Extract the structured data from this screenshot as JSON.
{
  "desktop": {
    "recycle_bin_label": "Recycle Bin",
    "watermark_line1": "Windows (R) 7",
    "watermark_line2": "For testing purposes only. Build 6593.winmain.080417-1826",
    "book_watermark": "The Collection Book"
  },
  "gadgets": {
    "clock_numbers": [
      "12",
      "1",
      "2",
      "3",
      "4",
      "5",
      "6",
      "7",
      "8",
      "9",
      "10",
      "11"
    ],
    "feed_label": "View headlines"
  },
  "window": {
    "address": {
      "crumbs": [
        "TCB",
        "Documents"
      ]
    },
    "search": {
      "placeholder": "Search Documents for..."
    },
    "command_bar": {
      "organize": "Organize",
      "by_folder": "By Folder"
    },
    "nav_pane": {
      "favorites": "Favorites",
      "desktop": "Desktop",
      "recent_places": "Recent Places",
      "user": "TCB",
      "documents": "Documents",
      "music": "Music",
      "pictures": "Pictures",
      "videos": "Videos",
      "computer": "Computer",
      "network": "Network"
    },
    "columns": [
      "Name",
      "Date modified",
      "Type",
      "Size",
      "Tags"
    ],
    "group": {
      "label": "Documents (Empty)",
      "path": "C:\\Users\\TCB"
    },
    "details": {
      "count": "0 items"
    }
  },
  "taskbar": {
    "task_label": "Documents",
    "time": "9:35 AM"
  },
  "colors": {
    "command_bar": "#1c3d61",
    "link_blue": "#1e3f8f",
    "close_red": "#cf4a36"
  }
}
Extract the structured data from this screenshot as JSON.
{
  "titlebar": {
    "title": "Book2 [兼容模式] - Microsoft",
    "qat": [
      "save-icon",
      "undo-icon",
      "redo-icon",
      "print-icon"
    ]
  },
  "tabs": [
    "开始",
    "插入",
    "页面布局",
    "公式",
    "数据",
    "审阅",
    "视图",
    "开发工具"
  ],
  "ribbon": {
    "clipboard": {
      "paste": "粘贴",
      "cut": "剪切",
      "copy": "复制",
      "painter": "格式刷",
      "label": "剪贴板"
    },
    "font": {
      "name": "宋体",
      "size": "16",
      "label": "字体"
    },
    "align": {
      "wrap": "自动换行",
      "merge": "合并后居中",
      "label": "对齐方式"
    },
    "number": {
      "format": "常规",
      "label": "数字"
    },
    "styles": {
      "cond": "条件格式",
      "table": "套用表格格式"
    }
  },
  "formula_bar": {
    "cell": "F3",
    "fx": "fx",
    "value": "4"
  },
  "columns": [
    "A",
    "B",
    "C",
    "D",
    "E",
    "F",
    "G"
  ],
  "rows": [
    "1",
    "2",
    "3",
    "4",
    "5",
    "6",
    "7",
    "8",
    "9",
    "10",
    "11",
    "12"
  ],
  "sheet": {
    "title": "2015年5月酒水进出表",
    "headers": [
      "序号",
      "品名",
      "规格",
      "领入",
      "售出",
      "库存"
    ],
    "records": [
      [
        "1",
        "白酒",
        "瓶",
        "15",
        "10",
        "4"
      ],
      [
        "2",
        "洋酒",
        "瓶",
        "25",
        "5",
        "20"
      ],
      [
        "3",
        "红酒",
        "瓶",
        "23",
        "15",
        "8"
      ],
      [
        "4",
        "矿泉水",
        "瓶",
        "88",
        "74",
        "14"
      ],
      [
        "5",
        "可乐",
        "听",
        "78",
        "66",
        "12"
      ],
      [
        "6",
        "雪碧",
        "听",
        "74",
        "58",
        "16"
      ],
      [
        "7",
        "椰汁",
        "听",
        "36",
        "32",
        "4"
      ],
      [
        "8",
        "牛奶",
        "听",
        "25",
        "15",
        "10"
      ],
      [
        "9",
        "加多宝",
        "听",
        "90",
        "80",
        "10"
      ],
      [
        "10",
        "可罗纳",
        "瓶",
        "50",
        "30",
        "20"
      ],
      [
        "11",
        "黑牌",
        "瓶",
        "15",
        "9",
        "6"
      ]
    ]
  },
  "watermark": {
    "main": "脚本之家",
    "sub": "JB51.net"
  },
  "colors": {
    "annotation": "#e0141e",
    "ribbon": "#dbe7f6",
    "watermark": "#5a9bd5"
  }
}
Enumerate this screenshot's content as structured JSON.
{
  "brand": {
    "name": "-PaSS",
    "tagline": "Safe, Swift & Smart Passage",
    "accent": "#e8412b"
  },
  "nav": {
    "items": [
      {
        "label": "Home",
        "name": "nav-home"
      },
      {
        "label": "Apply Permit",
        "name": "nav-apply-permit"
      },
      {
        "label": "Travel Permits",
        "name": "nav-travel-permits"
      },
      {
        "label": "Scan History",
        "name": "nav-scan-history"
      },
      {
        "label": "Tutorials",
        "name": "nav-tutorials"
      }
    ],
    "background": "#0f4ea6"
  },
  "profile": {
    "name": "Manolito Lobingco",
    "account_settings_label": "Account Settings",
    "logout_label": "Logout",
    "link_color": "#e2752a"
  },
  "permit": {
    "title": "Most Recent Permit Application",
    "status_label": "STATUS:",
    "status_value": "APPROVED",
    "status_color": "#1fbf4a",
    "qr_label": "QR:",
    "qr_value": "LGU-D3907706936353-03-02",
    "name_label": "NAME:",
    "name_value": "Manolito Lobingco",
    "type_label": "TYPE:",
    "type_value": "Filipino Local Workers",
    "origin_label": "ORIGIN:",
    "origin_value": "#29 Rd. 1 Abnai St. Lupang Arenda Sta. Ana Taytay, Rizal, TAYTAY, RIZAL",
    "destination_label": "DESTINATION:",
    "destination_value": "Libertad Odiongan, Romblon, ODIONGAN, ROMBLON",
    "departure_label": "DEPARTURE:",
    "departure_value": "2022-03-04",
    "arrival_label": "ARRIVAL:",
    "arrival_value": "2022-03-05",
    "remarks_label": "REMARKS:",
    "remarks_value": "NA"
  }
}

________________________

■ **Your instructions**: The entries above must be returned exactly.

■ **The solution**:
Extract the structured data from this screenshot as JSON.
{
  "desktop": {
    "recycle_bin_label": "Recycle Bin",
    "watermark_line1": "Windows (R) 7",
    "watermark_line2": "For testing purposes only. Build 6593.winmain.080417-1826",
    "book_watermark": "The Collection Book"
  },
  "gadgets": {
    "clock_numbers": [
      "12",
      "1",
      "2",
      "3",
      "4",
      "5",
      "6",
      "7",
      "8",
      "9",
      "10",
      "11"
    ],
    "feed_label": "View headlines"
  },
  "window": {
    "address": {
      "crumbs": [
        "TCB",
        "Documents"
      ]
    },
    "search": {
      "placeholder": "Search Documents for..."
    },
    "command_bar": {
      "organize": "Organize",
      "by_folder": "By Folder"
    },
    "nav_pane": {
      "favorites": "Favorites",
      "desktop": "Desktop",
      "recent_places": "Recent Places",
      "user": "TCB",
      "documents": "Documents",
      "music": "Music",
      "pictures": "Pictures",
      "videos": "Videos",
      "computer": "Computer",
      "network": "Network"
    },
    "columns": [
      "Name",
      "Date modified",
      "Type",
      "Size",
      "Tags"
    ],
    "group": {
      "label": "Documents (Empty)",
      "path": "C:\\Users\\TCB"
    },
    "details": {
      "count": "0 items"
    }
  },
  "taskbar": {
    "task_label": "Documents",
    "time": "9:35 AM"
  },
  "colors": {
    "command_bar": "#1c3d61",
    "link_blue": "#1e3f8f",
    "close_red": "#cf4a36"
  }
}
Extract the structured data from this screenshot as JSON.
{
  "titlebar": {
    "title": "Book2 [兼容模式] - Microsoft",
    "qat": [
      "save-icon",
      "undo-icon",
      "redo-icon",
      "print-icon"
    ]
  },
  "tabs": [
    "开始",
    "插入",
    "页面布局",
    "公式",
    "数据",
    "审阅",
    "视图",
    "开发工具"
  ],
  "ribbon": {
    "clipboard": {
      "paste": "粘贴",
      "cut": "剪切",
      "copy": "复制",
      "painter": "格式刷",
      "label": "剪贴板"
    },
    "font": {
      "name": "宋体",
      "size": "16",
      "label": "字体"
    },
    "align": {
      "wrap": "自动换行",
      "merge": "合并后居中",
      "label": "对齐方式"
    },
    "number": {
      "format": "常规",
      "label": "数字"
    },
    "styles": {
      "cond": "条件格式",
      "table": "套用表格格式"
    }
  },
  "formula_bar": {
    "cell": "F3",
    "fx": "fx",
    "value": "4"
  },
  "columns": [
    "A",
    "B",
    "C",
    "D",
    "E",
    "F",
    "G"
  ],
  "rows": [
    "1",
    "2",
    "3",
    "4",
    "5",
    "6",
    "7",
    "8",
    "9",
    "10",
    "11",
    "12"
  ],
  "sheet": {
    "title": "2015年5月酒水进出表",
    "headers": [
      "序号",
      "品名",
      "规格",
      "领入",
      "售出",
      "库存"
    ],
    "records": [
      [
        "1",
        "白酒",
        "瓶",
        "15",
        "10",
        "4"
      ],
      [
        "2",
        "洋酒",
        "瓶",
        "25",
        "5",
        "20"
      ],
      [
        "3",
        "红酒",
        "瓶",
        "23",
        "15",
        "8"
      ],
      [
        "4",
        "矿泉水",
        "瓶",
        "88",
        "74",
        "14"
      ],
      [
        "5",
        "可乐",
        "听",
        "78",
        "66",
        "12"
      ],
      [
        "6",
        "雪碧",
        "听",
        "74",
        "58",
        "16"
      ],
      [
        "7",
        "椰汁",
        "听",
        "36",
        "32",
        "4"
      ],
      [
        "8",
        "牛奶",
        "听",
        "25",
        "15",
        "10"
      ],
      [
        "9",
        "加多宝",
        "听",
        "90",
        "80",
        "10"
      ],
      [
        "10",
        "可罗纳",
        "瓶",
        "50",
        "30",
        "20"
      ],
      [
        "11",
        "黑牌",
        "瓶",
        "15",
        "9",
        "6"
      ]
    ]
  },
  "watermark": {
    "main": "脚本之家",
    "sub": "JB51.net"
  },
  "colors": {
    "annotation": "#e0141e",
    "ribbon": "#dbe7f6",
    "watermark": "#5a9bd5"
  }
}
Enumerate this screenshot's content as structured JSON.
{
  "brand": {
    "name": "-PaSS",
    "tagline": "Safe, Swift & Smart Passage",
    "accent": "#e8412b"
  },
  "nav": {
    "items": [
      {
        "label": "Home",
        "name": "nav-home"
      },
      {
        "label": "Apply Permit",
        "name": "nav-apply-permit"
      },
      {
        "label": "Travel Permits",
        "name": "nav-travel-permits"
      },
      {
        "label": "Scan History",
        "name": "nav-scan-history"
      },
      {
        "label": "Tutorials",
        "name": "nav-tutorials"
      }
    ],
    "background": "#0f4ea6"
  },
  "profile": {
    "name": "Manolito Lobingco",
    "account_settings_label": "Account Settings",
    "logout_label": "Logout",
    "link_color": "#e2752a"
  },
  "permit": {
    "title": "Most Recent Permit Application",
    "status_label": "STATUS:",
    "status_value": "APPROVED",
    "status_color": "#1fbf4a",
    "qr_label": "QR:",
    "qr_value": "LGU-D3907706936353-03-02",
    "name_label": "NAME:",
    "name_value": "Manolito Lobingco",
    "type_label": "TYPE:",
    "type_value": "Filipino Local Workers",
    "origin_label": "ORIGIN:",
    "origin_value": "#29 Rd. 1 Abnai St. Lupang Arenda Sta. Ana Taytay, Rizal, TAYTAY, RIZAL",
    "destination_label": "DESTINATION:",
    "destination_value": "Libertad Odiongan, Romblon, ODIONGAN, ROMBLON",
    "departure_label": "DEPARTURE:",
    "departure_value": "2022-03-04",
    "arrival_label": "ARRIVAL:",
    "arrival_value": "2022-03-05",
    "remarks_label": "REMARKS:",
    "remarks_value": "NA"
  }
}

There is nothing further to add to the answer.